**EXERCISE INSTRUCTIONS**
Omit the pictures, please, and give each record below again exactly.

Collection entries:
++++++
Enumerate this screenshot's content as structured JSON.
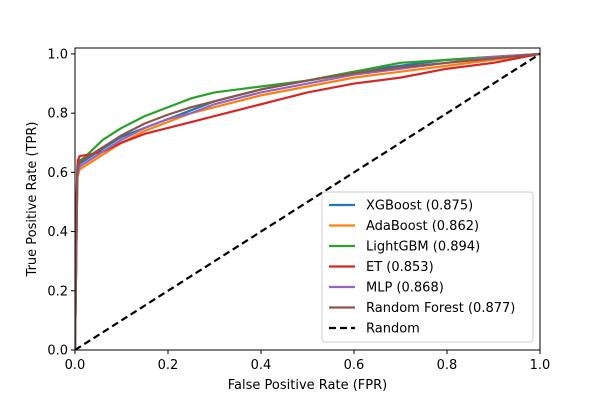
{
  "chart_data": {
    "type": "line",
    "title": "",
    "xlabel": "False Positive Rate (FPR)",
    "ylabel": "True Positive Rate (TPR)",
    "xlim": [
      0.0,
      1.0
    ],
    "ylim": [
      0.0,
      1.02
    ],
    "xticks": [
      "0.0",
      "0.2",
      "0.4",
      "0.6",
      "0.8",
      "1.0"
    ],
    "yticks": [
      "0.0",
      "0.2",
      "0.4",
      "0.6",
      "0.8",
      "1.0"
    ],
    "grid": false,
    "legend_position": "bottom-right",
    "series": [
      {
        "name": "XGBoost (0.875)",
        "color": "#1f77b4",
        "style": "solid",
        "x": [
          0,
          0.005,
          0.01,
          0.02,
          0.04,
          0.06,
          0.08,
          0.1,
          0.15,
          0.2,
          0.25,
          0.3,
          0.35,
          0.4,
          0.5,
          0.6,
          0.7,
          0.8,
          0.9,
          1.0
        ],
        "y": [
          0,
          0.6,
          0.63,
          0.64,
          0.66,
          0.68,
          0.7,
          0.72,
          0.75,
          0.78,
          0.81,
          0.84,
          0.86,
          0.88,
          0.91,
          0.94,
          0.96,
          0.98,
          0.99,
          1.0
        ]
      },
      {
        "name": "AdaBoost (0.862)",
        "color": "#ff7f0e",
        "style": "solid",
        "x": [
          0,
          0.005,
          0.01,
          0.02,
          0.04,
          0.06,
          0.08,
          0.1,
          0.15,
          0.2,
          0.25,
          0.3,
          0.35,
          0.4,
          0.5,
          0.6,
          0.7,
          0.8,
          0.9,
          1.0
        ],
        "y": [
          0,
          0.58,
          0.61,
          0.62,
          0.64,
          0.66,
          0.68,
          0.7,
          0.74,
          0.77,
          0.8,
          0.82,
          0.84,
          0.86,
          0.89,
          0.92,
          0.94,
          0.96,
          0.98,
          1.0
        ]
      },
      {
        "name": "LightGBM (0.894)",
        "color": "#2ca02c",
        "style": "solid",
        "x": [
          0,
          0.005,
          0.01,
          0.02,
          0.04,
          0.06,
          0.08,
          0.1,
          0.15,
          0.2,
          0.25,
          0.3,
          0.35,
          0.4,
          0.5,
          0.6,
          0.7,
          0.8,
          0.9,
          1.0
        ],
        "y": [
          0,
          0.62,
          0.64,
          0.65,
          0.68,
          0.71,
          0.73,
          0.75,
          0.79,
          0.82,
          0.85,
          0.87,
          0.88,
          0.89,
          0.91,
          0.94,
          0.97,
          0.98,
          0.99,
          1.0
        ]
      },
      {
        "name": "ET (0.853)",
        "color": "#d62728",
        "style": "solid",
        "x": [
          0,
          0.003,
          0.006,
          0.01,
          0.03,
          0.06,
          0.1,
          0.15,
          0.2,
          0.25,
          0.3,
          0.35,
          0.4,
          0.45,
          0.5,
          0.6,
          0.7,
          0.8,
          0.9,
          1.0
        ],
        "y": [
          0,
          0.5,
          0.64,
          0.655,
          0.66,
          0.67,
          0.7,
          0.73,
          0.75,
          0.77,
          0.79,
          0.81,
          0.83,
          0.85,
          0.87,
          0.9,
          0.92,
          0.95,
          0.97,
          1.0
        ]
      },
      {
        "name": "MLP (0.868)",
        "color": "#9467bd",
        "style": "solid",
        "x": [
          0,
          0.005,
          0.01,
          0.02,
          0.04,
          0.06,
          0.08,
          0.1,
          0.15,
          0.2,
          0.25,
          0.3,
          0.35,
          0.4,
          0.5,
          0.6,
          0.7,
          0.8,
          0.9,
          1.0
        ],
        "y": [
          0,
          0.59,
          0.62,
          0.63,
          0.65,
          0.67,
          0.69,
          0.71,
          0.75,
          0.78,
          0.8,
          0.83,
          0.85,
          0.87,
          0.9,
          0.93,
          0.95,
          0.97,
          0.99,
          1.0
        ]
      },
      {
        "name": "Random Forest (0.877)",
        "color": "#8c564b",
        "style": "solid",
        "x": [
          0,
          0.005,
          0.01,
          0.02,
          0.04,
          0.06,
          0.08,
          0.1,
          0.15,
          0.2,
          0.25,
          0.3,
          0.35,
          0.4,
          0.5,
          0.6,
          0.7,
          0.8,
          0.9,
          1.0
        ],
        "y": [
          0,
          0.61,
          0.635,
          0.645,
          0.665,
          0.685,
          0.705,
          0.725,
          0.765,
          0.795,
          0.82,
          0.84,
          0.86,
          0.88,
          0.91,
          0.935,
          0.955,
          0.97,
          0.985,
          1.0
        ]
      },
      {
        "name": "Random",
        "color": "#000000",
        "style": "dashed",
        "x": [
          0,
          1.0
        ],
        "y": [
          0,
          1.0
        ]
      }
    ]
  }
}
++++++
**RESPONSE**
Enumerate this screenshot's content as structured JSON.
{
  "chart_data": {
    "type": "line",
    "title": "",
    "xlabel": "False Positive Rate (FPR)",
    "ylabel": "True Positive Rate (TPR)",
    "xlim": [
      0.0,
      1.0
    ],
    "ylim": [
      0.0,
      1.02
    ],
    "xticks": [
      "0.0",
      "0.2",
      "0.4",
      "0.6",
      "0.8",
      "1.0"
    ],
    "yticks": [
      "0.0",
      "0.2",
      "0.4",
      "0.6",
      "0.8",
      "1.0"
    ],
    "grid": false,
    "legend_position": "bottom-right",
    "series": [
      {
        "name": "XGBoost (0.875)",
        "color": "#1f77b4",
        "style": "solid",
        "x": [
          0,
          0.005,
          0.01,
          0.02,
          0.04,
          0.06,
          0.08,
          0.1,
          0.15,
          0.2,
          0.25,
          0.3,
          0.35,
          0.4,
          0.5,
          0.6,
          0.7,
          0.8,
          0.9,
          1.0
        ],
        "y": [
          0,
          0.6,
          0.63,
          0.64,
          0.66,
          0.68,
          0.7,
          0.72,
          0.75,
          0.78,
          0.81,
          0.84,
          0.86,
          0.88,
          0.91,
          0.94,
          0.96,
          0.98,
          0.99,
          1.0
        ]
      },
      {
        "name": "AdaBoost (0.862)",
        "color": "#ff7f0e",
        "style": "solid",
        "x": [
          0,
          0.005,
          0.01,
          0.02,
          0.04,
          0.06,
          0.08,
          0.1,
          0.15,
          0.2,
          0.25,
          0.3,
          0.35,
          0.4,
          0.5,
          0.6,
          0.7,
          0.8,
          0.9,
          1.0
        ],
        "y": [
          0,
          0.58,
          0.61,
          0.62,
          0.64,
          0.66,
          0.68,
          0.7,
          0.74,
          0.77,
          0.8,
          0.82,
          0.84,
          0.86,
          0.89,
          0.92,
          0.94,
          0.96,
          0.98,
          1.0
        ]
      },
      {
        "name": "LightGBM (0.894)",
        "color": "#2ca02c",
        "style": "solid",
        "x": [
          0,
          0.005,
          0.01,
          0.02,
          0.04,
          0.06,
          0.08,
          0.1,
          0.15,
          0.2,
          0.25,
          0.3,
          0.35,
          0.4,
          0.5,
          0.6,
          0.7,
          0.8,
          0.9,
          1.0
        ],
        "y": [
          0,
          0.62,
          0.64,
          0.65,
          0.68,
          0.71,
          0.73,
          0.75,
          0.79,
          0.82,
          0.85,
          0.87,
          0.88,
          0.89,
          0.91,
          0.94,
          0.97,
          0.98,
          0.99,
          1.0
        ]
      },
      {
        "name": "ET (0.853)",
        "color": "#d62728",
        "style": "solid",
        "x": [
          0,
          0.003,
          0.006,
          0.01,
          0.03,
          0.06,
          0.1,
          0.15,
          0.2,
          0.25,
          0.3,
          0.35,
          0.4,
          0.45,
          0.5,
          0.6,
          0.7,
          0.8,
          0.9,
          1.0
        ],
        "y": [
          0,
          0.5,
          0.64,
          0.655,
          0.66,
          0.67,
          0.7,
          0.73,
          0.75,
          0.77,
          0.79,
          0.81,
          0.83,
          0.85,
          0.87,
          0.9,
          0.92,
          0.95,
          0.97,
          1.0
        ]
      },
      {
        "name": "MLP (0.868)",
        "color": "#9467bd",
        "style": "solid",
        "x": [
          0,
          0.005,
          0.01,
          0.02,
          0.04,
          0.06,
          0.08,
          0.1,
          0.15,
          0.2,
          0.25,
          0.3,
          0.35,
          0.4,
          0.5,
          0.6,
          0.7,
          0.8,
          0.9,
          1.0
        ],
        "y": [
          0,
          0.59,
          0.62,
          0.63,
          0.65,
          0.67,
          0.69,
          0.71,
          0.75,
          0.78,
          0.8,
          0.83,
          0.85,
          0.87,
          0.9,
          0.93,
          0.95,
          0.97,
          0.99,
          1.0
        ]
      },
      {
        "name": "Random Forest (0.877)",
        "color": "#8c564b",
        "style": "solid",
        "x": [
          0,
          0.005,
          0.01,
          0.02,
          0.04,
          0.06,
          0.08,
          0.1,
          0.15,
          0.2,
          0.25,
          0.3,
          0.35,
          0.4,
          0.5,
          0.6,
          0.7,
          0.8,
          0.9,
          1.0
        ],
        "y": [
          0,
          0.61,
          0.635,
          0.645,
          0.665,
          0.685,
          0.705,
          0.725,
          0.765,
          0.795,
          0.82,
          0.84,
          0.86,
          0.88,
          0.91,
          0.935,
          0.955,
          0.97,
          0.985,
          1.0
        ]
      },
      {
        "name": "Random",
        "color": "#000000",
        "style": "dashed",
        "x": [
          0,
          1.0
        ],
        "y": [
          0,
          1.0
        ]
      }
    ]
  }
}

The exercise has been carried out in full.